| Given instruction |
Filter the records below down to lines containing "that".

|---|

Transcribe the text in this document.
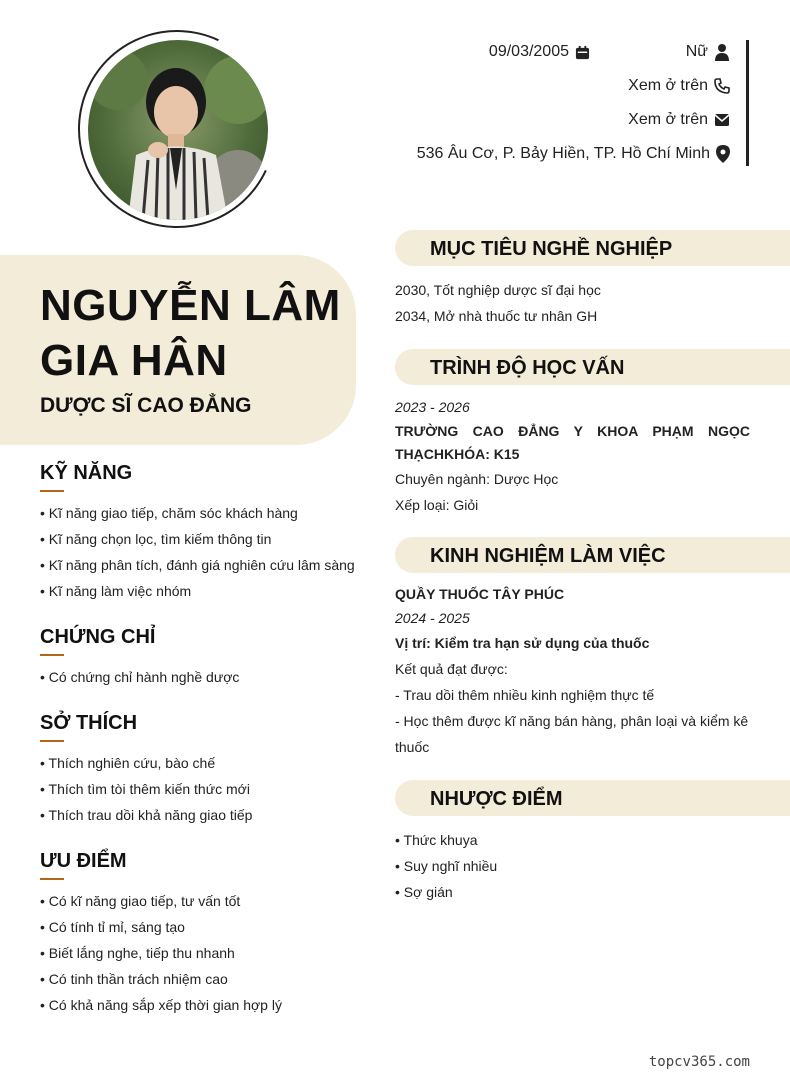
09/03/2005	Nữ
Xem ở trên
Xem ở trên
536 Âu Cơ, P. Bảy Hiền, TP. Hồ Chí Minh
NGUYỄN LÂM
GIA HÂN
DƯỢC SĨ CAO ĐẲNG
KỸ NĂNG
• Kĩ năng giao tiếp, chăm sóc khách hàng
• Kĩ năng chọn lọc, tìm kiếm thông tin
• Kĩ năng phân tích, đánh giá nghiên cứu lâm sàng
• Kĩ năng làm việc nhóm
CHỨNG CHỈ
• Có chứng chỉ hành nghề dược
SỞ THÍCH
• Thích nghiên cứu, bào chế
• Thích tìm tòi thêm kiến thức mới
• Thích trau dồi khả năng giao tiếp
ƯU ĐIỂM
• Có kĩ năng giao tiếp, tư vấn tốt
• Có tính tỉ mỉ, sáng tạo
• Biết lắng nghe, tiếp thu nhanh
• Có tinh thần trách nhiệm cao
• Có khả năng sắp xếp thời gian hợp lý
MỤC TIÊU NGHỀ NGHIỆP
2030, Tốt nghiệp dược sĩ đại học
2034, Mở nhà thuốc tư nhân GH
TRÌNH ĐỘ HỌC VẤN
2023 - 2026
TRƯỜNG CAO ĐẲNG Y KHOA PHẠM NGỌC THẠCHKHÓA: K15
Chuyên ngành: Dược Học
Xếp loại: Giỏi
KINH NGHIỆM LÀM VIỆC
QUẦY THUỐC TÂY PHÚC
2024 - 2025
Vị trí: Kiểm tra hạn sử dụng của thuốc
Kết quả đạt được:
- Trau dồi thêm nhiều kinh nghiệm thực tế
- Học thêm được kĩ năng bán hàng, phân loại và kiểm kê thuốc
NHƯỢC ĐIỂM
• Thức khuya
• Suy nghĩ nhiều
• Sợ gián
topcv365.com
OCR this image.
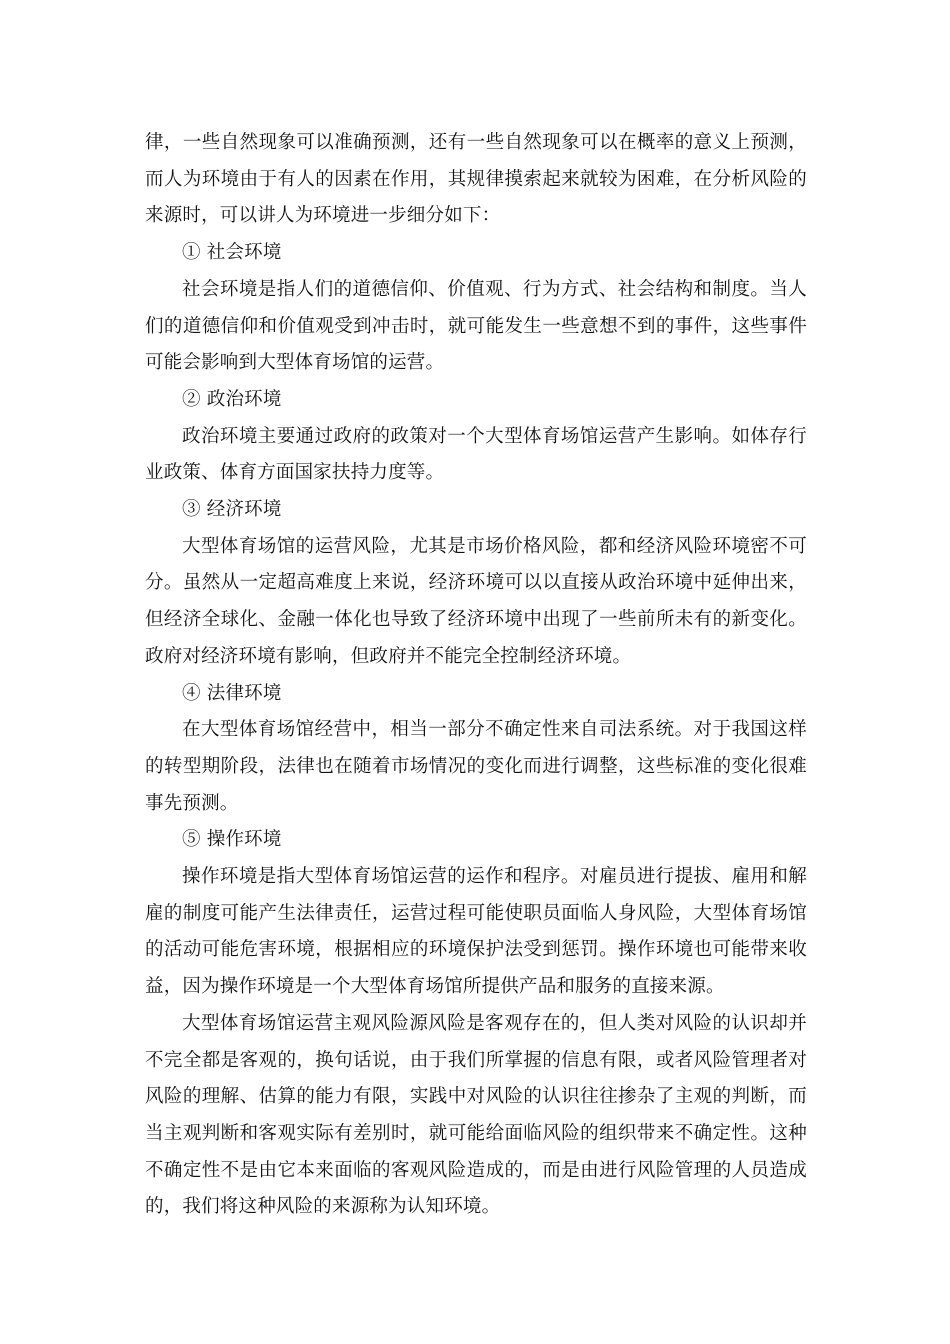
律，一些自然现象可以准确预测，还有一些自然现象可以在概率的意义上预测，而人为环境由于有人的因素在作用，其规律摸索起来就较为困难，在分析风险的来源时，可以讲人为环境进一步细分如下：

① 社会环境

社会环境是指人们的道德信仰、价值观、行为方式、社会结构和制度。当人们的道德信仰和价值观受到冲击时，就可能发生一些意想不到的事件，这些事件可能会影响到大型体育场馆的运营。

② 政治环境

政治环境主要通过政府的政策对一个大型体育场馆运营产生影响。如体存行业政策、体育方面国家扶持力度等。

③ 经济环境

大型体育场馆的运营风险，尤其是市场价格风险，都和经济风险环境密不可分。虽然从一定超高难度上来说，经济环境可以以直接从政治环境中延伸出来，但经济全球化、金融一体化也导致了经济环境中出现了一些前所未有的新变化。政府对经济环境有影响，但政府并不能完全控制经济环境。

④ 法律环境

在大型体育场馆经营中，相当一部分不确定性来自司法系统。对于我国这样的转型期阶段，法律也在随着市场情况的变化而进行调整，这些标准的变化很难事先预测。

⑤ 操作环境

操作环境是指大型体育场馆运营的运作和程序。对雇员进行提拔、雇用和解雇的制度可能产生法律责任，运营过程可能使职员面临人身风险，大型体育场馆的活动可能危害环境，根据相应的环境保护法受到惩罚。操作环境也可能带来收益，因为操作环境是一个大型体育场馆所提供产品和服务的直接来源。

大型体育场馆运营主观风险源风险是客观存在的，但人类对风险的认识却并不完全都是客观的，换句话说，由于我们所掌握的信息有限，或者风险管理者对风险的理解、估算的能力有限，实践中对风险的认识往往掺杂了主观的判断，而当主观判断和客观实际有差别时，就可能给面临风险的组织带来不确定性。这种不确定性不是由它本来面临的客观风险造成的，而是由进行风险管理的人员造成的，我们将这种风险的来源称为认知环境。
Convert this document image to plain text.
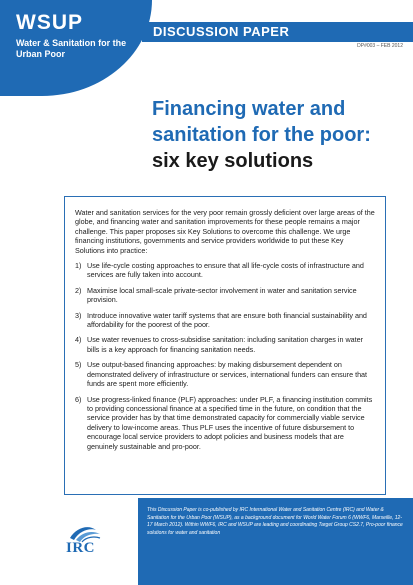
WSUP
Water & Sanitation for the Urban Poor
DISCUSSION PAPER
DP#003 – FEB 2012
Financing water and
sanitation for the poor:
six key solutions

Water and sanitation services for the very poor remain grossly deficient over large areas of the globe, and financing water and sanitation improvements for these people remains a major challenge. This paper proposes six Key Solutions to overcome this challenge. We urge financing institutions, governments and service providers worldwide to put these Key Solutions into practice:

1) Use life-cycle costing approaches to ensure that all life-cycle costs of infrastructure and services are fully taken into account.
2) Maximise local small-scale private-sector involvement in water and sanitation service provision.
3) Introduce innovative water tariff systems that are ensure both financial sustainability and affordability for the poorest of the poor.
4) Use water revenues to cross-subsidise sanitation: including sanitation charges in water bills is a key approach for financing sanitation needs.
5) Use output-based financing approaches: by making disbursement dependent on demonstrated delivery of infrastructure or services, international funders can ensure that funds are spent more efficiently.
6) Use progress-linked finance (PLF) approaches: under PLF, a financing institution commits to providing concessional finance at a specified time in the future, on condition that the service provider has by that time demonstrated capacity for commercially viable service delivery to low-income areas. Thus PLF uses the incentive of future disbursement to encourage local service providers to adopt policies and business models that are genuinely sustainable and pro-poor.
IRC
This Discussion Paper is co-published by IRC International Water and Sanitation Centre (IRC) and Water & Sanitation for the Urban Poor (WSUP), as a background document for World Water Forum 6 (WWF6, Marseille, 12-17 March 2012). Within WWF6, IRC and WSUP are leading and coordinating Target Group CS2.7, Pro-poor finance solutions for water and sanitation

|---|

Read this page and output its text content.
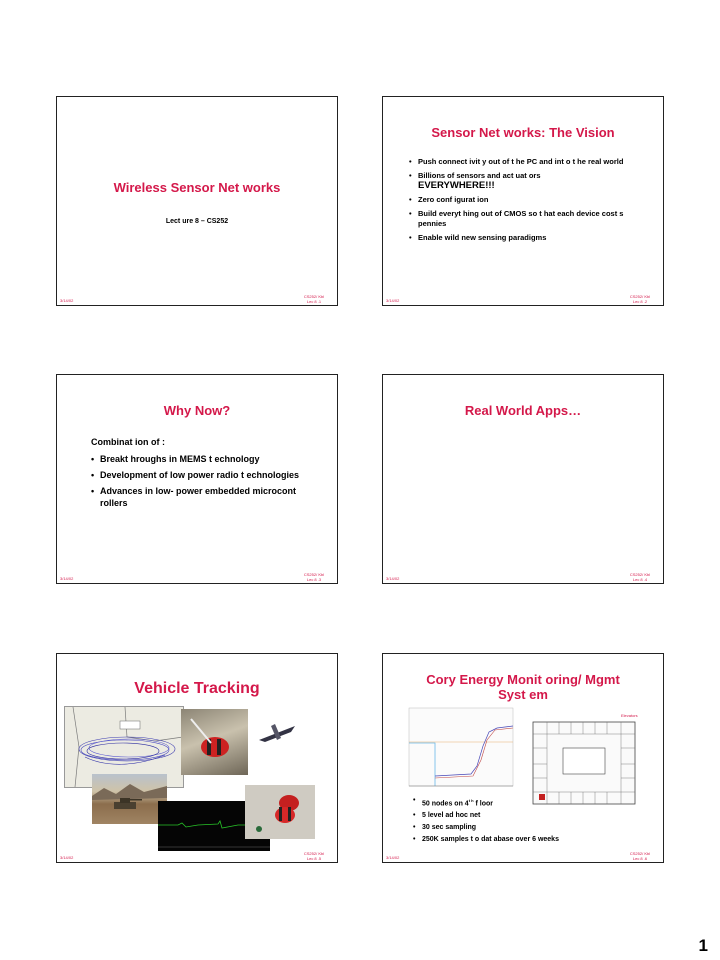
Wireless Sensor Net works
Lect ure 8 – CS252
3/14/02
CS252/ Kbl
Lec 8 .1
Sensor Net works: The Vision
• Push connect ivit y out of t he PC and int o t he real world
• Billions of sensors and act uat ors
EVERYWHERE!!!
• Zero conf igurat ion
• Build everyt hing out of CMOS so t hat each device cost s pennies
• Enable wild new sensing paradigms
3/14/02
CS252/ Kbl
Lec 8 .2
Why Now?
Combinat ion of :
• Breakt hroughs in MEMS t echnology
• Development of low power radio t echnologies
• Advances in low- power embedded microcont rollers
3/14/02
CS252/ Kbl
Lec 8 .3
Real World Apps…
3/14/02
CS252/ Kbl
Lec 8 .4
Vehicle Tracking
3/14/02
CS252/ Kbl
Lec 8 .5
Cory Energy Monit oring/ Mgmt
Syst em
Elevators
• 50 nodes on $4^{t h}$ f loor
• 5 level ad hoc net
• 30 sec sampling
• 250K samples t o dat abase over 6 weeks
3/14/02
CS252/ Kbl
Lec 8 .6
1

|---|

| Answer to this exercise |
1) Use life-cycle costing approaches to ensure that all life-cycle costs of infrastructure and services are fully taken into account.
3) Introduce innovative water tariff systems that are ensure both financial sustainability and affordability for the poorest of the poor.
5) Use output-based financing approaches: by making disbursement dependent on demonstrated delivery of infrastructure or services, international funders can ensure that funds are spent more efficiently.
6) Use progress-linked finance (PLF) approaches: under PLF, a financing institution commits to providing concessional finance at a specified time in the future, on condition that the service provider has by that time demonstrated capacity for commercially viable service delivery to low-income areas. Thus PLF uses the incentive of future disbursement to encourage local service providers to adopt policies and business models that are genuinely sustainable and pro-poor.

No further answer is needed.